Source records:
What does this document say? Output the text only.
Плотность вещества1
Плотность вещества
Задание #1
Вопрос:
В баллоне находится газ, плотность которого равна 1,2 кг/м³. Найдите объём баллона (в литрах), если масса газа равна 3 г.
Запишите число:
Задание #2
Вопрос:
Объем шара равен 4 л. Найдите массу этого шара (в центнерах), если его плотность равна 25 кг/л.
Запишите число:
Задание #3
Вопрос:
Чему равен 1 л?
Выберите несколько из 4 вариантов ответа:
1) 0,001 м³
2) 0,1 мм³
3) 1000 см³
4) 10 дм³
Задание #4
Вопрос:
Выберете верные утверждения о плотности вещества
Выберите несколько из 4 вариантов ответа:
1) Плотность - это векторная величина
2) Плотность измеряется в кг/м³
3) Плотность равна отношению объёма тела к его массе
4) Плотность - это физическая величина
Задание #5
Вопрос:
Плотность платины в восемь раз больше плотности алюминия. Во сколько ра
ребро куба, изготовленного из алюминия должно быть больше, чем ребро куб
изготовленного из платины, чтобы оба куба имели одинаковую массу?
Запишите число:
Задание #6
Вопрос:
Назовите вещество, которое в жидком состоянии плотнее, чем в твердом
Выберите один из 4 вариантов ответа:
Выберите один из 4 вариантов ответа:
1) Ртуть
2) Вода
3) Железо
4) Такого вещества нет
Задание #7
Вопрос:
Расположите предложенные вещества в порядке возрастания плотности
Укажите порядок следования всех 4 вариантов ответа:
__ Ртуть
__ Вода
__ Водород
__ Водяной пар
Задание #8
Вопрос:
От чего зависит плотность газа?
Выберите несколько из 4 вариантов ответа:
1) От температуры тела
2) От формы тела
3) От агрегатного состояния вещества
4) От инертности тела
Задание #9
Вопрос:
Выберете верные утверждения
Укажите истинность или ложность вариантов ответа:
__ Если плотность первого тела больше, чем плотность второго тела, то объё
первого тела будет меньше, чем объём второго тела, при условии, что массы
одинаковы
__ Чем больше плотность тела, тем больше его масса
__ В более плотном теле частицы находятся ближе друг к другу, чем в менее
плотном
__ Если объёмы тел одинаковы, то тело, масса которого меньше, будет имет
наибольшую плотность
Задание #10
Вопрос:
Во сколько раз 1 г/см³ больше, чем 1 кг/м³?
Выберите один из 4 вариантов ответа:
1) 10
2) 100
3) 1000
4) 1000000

- _Goal_:
Copy all of the data. Keep every word exactly as it is.

- _Expected output_:
What does this document say? Output the text only.
Плотность вещества1
Плотность вещества
Задание #1
Вопрос:
В баллоне находится газ, плотность которого равна 1,2 кг/м³. Найдите объём баллона (в литрах), если масса газа равна 3 г.
Запишите число:
Задание #2
Вопрос:
Объем шара равен 4 л. Найдите массу этого шара (в центнерах), если его плотность равна 25 кг/л.
Запишите число:
Задание #3
Вопрос:
Чему равен 1 л?
Выберите несколько из 4 вариантов ответа:
1) 0,001 м³
2) 0,1 мм³
3) 1000 см³
4) 10 дм³
Задание #4
Вопрос:
Выберете верные утверждения о плотности вещества
Выберите несколько из 4 вариантов ответа:
1) Плотность - это векторная величина
2) Плотность измеряется в кг/м³
3) Плотность равна отношению объёма тела к его массе
4) Плотность - это физическая величина
Задание #5
Вопрос:
Плотность платины в восемь раз больше плотности алюминия. Во сколько ра
ребро куба, изготовленного из алюминия должно быть больше, чем ребро куб
изготовленного из платины, чтобы оба куба имели одинаковую массу?
Запишите число:
Задание #6
Вопрос:
Назовите вещество, которое в жидком состоянии плотнее, чем в твердом
Выберите один из 4 вариантов ответа:
Выберите один из 4 вариантов ответа:
1) Ртуть
2) Вода
3) Железо
4) Такого вещества нет
Задание #7
Вопрос:
Расположите предложенные вещества в порядке возрастания плотности
Укажите порядок следования всех 4 вариантов ответа:
__ Ртуть
__ Вода
__ Водород
__ Водяной пар
Задание #8
Вопрос:
От чего зависит плотность газа?
Выберите несколько из 4 вариантов ответа:
1) От температуры тела
2) От формы тела
3) От агрегатного состояния вещества
4) От инертности тела
Задание #9
Вопрос:
Выберете верные утверждения
Укажите истинность или ложность вариантов ответа:
__ Если плотность первого тела больше, чем плотность второго тела, то объё
первого тела будет меньше, чем объём второго тела, при условии, что массы
одинаковы
__ Чем больше плотность тела, тем больше его масса
__ В более плотном теле частицы находятся ближе друг к другу, чем в менее
плотном
__ Если объёмы тел одинаковы, то тело, масса которого меньше, будет имет
наибольшую плотность
Задание #10
Вопрос:
Во сколько раз 1 г/см³ больше, чем 1 кг/м³?
Выберите один из 4 вариантов ответа:
1) 10
2) 100
3) 1000
4) 1000000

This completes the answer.